__GOAL OF THE EXERCISE__. Output an exact reproduction of the data.

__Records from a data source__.
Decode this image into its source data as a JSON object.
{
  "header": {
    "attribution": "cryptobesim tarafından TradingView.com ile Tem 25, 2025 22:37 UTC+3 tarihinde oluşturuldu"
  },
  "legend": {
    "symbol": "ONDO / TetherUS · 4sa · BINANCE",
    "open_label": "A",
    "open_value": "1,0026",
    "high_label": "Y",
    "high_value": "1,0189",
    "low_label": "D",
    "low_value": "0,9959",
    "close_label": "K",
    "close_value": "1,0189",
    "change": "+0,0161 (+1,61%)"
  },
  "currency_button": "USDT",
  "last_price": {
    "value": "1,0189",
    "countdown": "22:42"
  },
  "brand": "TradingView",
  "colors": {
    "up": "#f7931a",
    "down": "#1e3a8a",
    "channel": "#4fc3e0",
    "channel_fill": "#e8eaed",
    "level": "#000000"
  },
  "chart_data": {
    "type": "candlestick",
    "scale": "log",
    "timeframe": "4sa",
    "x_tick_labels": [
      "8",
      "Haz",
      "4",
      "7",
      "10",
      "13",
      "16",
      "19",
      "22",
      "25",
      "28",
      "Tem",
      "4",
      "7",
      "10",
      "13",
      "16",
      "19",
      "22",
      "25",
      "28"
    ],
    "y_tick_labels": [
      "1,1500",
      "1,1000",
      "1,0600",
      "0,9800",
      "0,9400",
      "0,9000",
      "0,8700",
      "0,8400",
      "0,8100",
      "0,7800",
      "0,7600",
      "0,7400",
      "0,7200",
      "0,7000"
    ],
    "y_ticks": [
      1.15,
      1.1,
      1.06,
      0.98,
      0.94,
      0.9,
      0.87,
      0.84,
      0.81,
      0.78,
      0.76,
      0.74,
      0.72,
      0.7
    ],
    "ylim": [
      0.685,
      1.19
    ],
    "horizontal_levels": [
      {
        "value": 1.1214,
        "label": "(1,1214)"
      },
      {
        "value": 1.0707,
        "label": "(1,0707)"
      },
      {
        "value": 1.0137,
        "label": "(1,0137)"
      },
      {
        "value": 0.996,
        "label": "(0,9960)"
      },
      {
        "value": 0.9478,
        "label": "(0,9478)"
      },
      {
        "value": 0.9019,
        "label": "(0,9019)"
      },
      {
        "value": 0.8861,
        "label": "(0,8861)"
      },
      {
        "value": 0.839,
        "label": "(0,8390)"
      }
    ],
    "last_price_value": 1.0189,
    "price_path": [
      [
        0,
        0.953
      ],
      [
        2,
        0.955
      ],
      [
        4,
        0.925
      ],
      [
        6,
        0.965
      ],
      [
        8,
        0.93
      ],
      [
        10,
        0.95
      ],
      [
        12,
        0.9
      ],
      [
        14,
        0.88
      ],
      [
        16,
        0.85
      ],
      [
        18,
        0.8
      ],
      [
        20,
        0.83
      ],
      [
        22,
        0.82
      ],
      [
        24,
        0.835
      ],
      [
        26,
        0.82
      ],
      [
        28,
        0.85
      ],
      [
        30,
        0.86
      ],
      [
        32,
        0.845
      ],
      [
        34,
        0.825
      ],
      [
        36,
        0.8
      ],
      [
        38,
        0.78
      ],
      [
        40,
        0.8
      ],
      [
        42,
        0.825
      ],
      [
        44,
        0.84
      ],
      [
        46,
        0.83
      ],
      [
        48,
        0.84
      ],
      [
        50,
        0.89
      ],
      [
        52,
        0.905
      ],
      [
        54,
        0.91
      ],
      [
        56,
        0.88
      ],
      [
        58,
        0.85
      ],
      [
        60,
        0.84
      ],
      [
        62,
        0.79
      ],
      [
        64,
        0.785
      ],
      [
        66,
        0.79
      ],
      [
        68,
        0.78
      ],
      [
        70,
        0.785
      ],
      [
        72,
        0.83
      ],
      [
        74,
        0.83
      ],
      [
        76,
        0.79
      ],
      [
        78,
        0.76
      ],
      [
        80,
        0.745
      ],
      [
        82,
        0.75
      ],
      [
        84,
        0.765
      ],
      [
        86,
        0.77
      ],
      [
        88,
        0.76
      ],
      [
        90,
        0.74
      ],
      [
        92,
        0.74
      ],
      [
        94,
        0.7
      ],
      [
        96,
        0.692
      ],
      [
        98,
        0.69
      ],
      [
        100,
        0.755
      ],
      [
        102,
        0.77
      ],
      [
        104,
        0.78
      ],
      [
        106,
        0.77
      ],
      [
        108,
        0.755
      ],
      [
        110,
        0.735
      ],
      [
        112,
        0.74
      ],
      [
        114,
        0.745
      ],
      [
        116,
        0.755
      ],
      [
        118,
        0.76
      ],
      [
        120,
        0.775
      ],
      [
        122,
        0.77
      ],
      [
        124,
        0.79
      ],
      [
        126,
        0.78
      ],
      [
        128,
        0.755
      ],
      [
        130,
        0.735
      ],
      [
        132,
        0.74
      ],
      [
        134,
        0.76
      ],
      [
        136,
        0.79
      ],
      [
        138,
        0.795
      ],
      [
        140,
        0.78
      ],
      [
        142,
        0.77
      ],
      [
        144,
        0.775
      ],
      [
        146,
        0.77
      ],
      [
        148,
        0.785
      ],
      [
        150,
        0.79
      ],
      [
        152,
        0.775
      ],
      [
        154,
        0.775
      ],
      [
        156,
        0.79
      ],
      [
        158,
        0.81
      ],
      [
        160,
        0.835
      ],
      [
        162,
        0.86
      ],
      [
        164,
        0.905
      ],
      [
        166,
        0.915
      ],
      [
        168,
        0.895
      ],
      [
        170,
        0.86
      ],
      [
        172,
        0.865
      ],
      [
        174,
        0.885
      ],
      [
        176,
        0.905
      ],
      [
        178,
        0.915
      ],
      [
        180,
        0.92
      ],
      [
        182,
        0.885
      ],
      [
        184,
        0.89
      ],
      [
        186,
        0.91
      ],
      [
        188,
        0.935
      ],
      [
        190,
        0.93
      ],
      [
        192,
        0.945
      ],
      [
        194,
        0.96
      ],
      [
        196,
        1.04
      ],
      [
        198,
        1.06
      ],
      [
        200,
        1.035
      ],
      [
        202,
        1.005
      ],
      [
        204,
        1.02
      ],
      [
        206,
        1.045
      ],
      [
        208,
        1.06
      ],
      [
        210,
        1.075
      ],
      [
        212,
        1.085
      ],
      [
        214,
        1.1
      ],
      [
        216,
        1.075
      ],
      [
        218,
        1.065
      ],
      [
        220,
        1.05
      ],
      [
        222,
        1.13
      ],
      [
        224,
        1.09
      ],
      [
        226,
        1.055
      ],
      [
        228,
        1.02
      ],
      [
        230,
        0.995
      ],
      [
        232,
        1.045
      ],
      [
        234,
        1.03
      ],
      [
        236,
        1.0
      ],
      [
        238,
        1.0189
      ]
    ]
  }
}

__WRITTEN ANSWER__.
Decode this image into its source data as a JSON object.
{
  "header": {
    "attribution": "cryptobesim tarafından TradingView.com ile Tem 25, 2025 22:37 UTC+3 tarihinde oluşturuldu"
  },
  "legend": {
    "symbol": "ONDO / TetherUS · 4sa · BINANCE",
    "open_label": "A",
    "open_value": "1,0026",
    "high_label": "Y",
    "high_value": "1,0189",
    "low_label": "D",
    "low_value": "0,9959",
    "close_label": "K",
    "close_value": "1,0189",
    "change": "+0,0161 (+1,61%)"
  },
  "currency_button": "USDT",
  "last_price": {
    "value": "1,0189",
    "countdown": "22:42"
  },
  "brand": "TradingView",
  "colors": {
    "up": "#f7931a",
    "down": "#1e3a8a",
    "channel": "#4fc3e0",
    "channel_fill": "#e8eaed",
    "level": "#000000"
  },
  "chart_data": {
    "type": "candlestick",
    "scale": "log",
    "timeframe": "4sa",
    "x_tick_labels": [
      "8",
      "Haz",
      "4",
      "7",
      "10",
      "13",
      "16",
      "19",
      "22",
      "25",
      "28",
      "Tem",
      "4",
      "7",
      "10",
      "13",
      "16",
      "19",
      "22",
      "25",
      "28"
    ],
    "y_tick_labels": [
      "1,1500",
      "1,1000",
      "1,0600",
      "0,9800",
      "0,9400",
      "0,9000",
      "0,8700",
      "0,8400",
      "0,8100",
      "0,7800",
      "0,7600",
      "0,7400",
      "0,7200",
      "0,7000"
    ],
    "y_ticks": [
      1.15,
      1.1,
      1.06,
      0.98,
      0.94,
      0.9,
      0.87,
      0.84,
      0.81,
      0.78,
      0.76,
      0.74,
      0.72,
      0.7
    ],
    "ylim": [
      0.685,
      1.19
    ],
    "horizontal_levels": [
      {
        "value": 1.1214,
        "label": "(1,1214)"
      },
      {
        "value": 1.0707,
        "label": "(1,0707)"
      },
      {
        "value": 1.0137,
        "label": "(1,0137)"
      },
      {
        "value": 0.996,
        "label": "(0,9960)"
      },
      {
        "value": 0.9478,
        "label": "(0,9478)"
      },
      {
        "value": 0.9019,
        "label": "(0,9019)"
      },
      {
        "value": 0.8861,
        "label": "(0,8861)"
      },
      {
        "value": 0.839,
        "label": "(0,8390)"
      }
    ],
    "last_price_value": 1.0189,
    "price_path": [
      [
        0,
        0.953
      ],
      [
        2,
        0.955
      ],
      [
        4,
        0.925
      ],
      [
        6,
        0.965
      ],
      [
        8,
        0.93
      ],
      [
        10,
        0.95
      ],
      [
        12,
        0.9
      ],
      [
        14,
        0.88
      ],
      [
        16,
        0.85
      ],
      [
        18,
        0.8
      ],
      [
        20,
        0.83
      ],
      [
        22,
        0.82
      ],
      [
        24,
        0.835
      ],
      [
        26,
        0.82
      ],
      [
        28,
        0.85
      ],
      [
        30,
        0.86
      ],
      [
        32,
        0.845
      ],
      [
        34,
        0.825
      ],
      [
        36,
        0.8
      ],
      [
        38,
        0.78
      ],
      [
        40,
        0.8
      ],
      [
        42,
        0.825
      ],
      [
        44,
        0.84
      ],
      [
        46,
        0.83
      ],
      [
        48,
        0.84
      ],
      [
        50,
        0.89
      ],
      [
        52,
        0.905
      ],
      [
        54,
        0.91
      ],
      [
        56,
        0.88
      ],
      [
        58,
        0.85
      ],
      [
        60,
        0.84
      ],
      [
        62,
        0.79
      ],
      [
        64,
        0.785
      ],
      [
        66,
        0.79
      ],
      [
        68,
        0.78
      ],
      [
        70,
        0.785
      ],
      [
        72,
        0.83
      ],
      [
        74,
        0.83
      ],
      [
        76,
        0.79
      ],
      [
        78,
        0.76
      ],
      [
        80,
        0.745
      ],
      [
        82,
        0.75
      ],
      [
        84,
        0.765
      ],
      [
        86,
        0.77
      ],
      [
        88,
        0.76
      ],
      [
        90,
        0.74
      ],
      [
        92,
        0.74
      ],
      [
        94,
        0.7
      ],
      [
        96,
        0.692
      ],
      [
        98,
        0.69
      ],
      [
        100,
        0.755
      ],
      [
        102,
        0.77
      ],
      [
        104,
        0.78
      ],
      [
        106,
        0.77
      ],
      [
        108,
        0.755
      ],
      [
        110,
        0.735
      ],
      [
        112,
        0.74
      ],
      [
        114,
        0.745
      ],
      [
        116,
        0.755
      ],
      [
        118,
        0.76
      ],
      [
        120,
        0.775
      ],
      [
        122,
        0.77
      ],
      [
        124,
        0.79
      ],
      [
        126,
        0.78
      ],
      [
        128,
        0.755
      ],
      [
        130,
        0.735
      ],
      [
        132,
        0.74
      ],
      [
        134,
        0.76
      ],
      [
        136,
        0.79
      ],
      [
        138,
        0.795
      ],
      [
        140,
        0.78
      ],
      [
        142,
        0.77
      ],
      [
        144,
        0.775
      ],
      [
        146,
        0.77
      ],
      [
        148,
        0.785
      ],
      [
        150,
        0.79
      ],
      [
        152,
        0.775
      ],
      [
        154,
        0.775
      ],
      [
        156,
        0.79
      ],
      [
        158,
        0.81
      ],
      [
        160,
        0.835
      ],
      [
        162,
        0.86
      ],
      [
        164,
        0.905
      ],
      [
        166,
        0.915
      ],
      [
        168,
        0.895
      ],
      [
        170,
        0.86
      ],
      [
        172,
        0.865
      ],
      [
        174,
        0.885
      ],
      [
        176,
        0.905
      ],
      [
        178,
        0.915
      ],
      [
        180,
        0.92
      ],
      [
        182,
        0.885
      ],
      [
        184,
        0.89
      ],
      [
        186,
        0.91
      ],
      [
        188,
        0.935
      ],
      [
        190,
        0.93
      ],
      [
        192,
        0.945
      ],
      [
        194,
        0.96
      ],
      [
        196,
        1.04
      ],
      [
        198,
        1.06
      ],
      [
        200,
        1.035
      ],
      [
        202,
        1.005
      ],
      [
        204,
        1.02
      ],
      [
        206,
        1.045
      ],
      [
        208,
        1.06
      ],
      [
        210,
        1.075
      ],
      [
        212,
        1.085
      ],
      [
        214,
        1.1
      ],
      [
        216,
        1.075
      ],
      [
        218,
        1.065
      ],
      [
        220,
        1.05
      ],
      [
        222,
        1.13
      ],
      [
        224,
        1.09
      ],
      [
        226,
        1.055
      ],
      [
        228,
        1.02
      ],
      [
        230,
        0.995
      ],
      [
        232,
        1.045
      ],
      [
        234,
        1.03
      ],
      [
        236,
        1.0
      ],
      [
        238,
        1.0189
      ]
    ]
  }
}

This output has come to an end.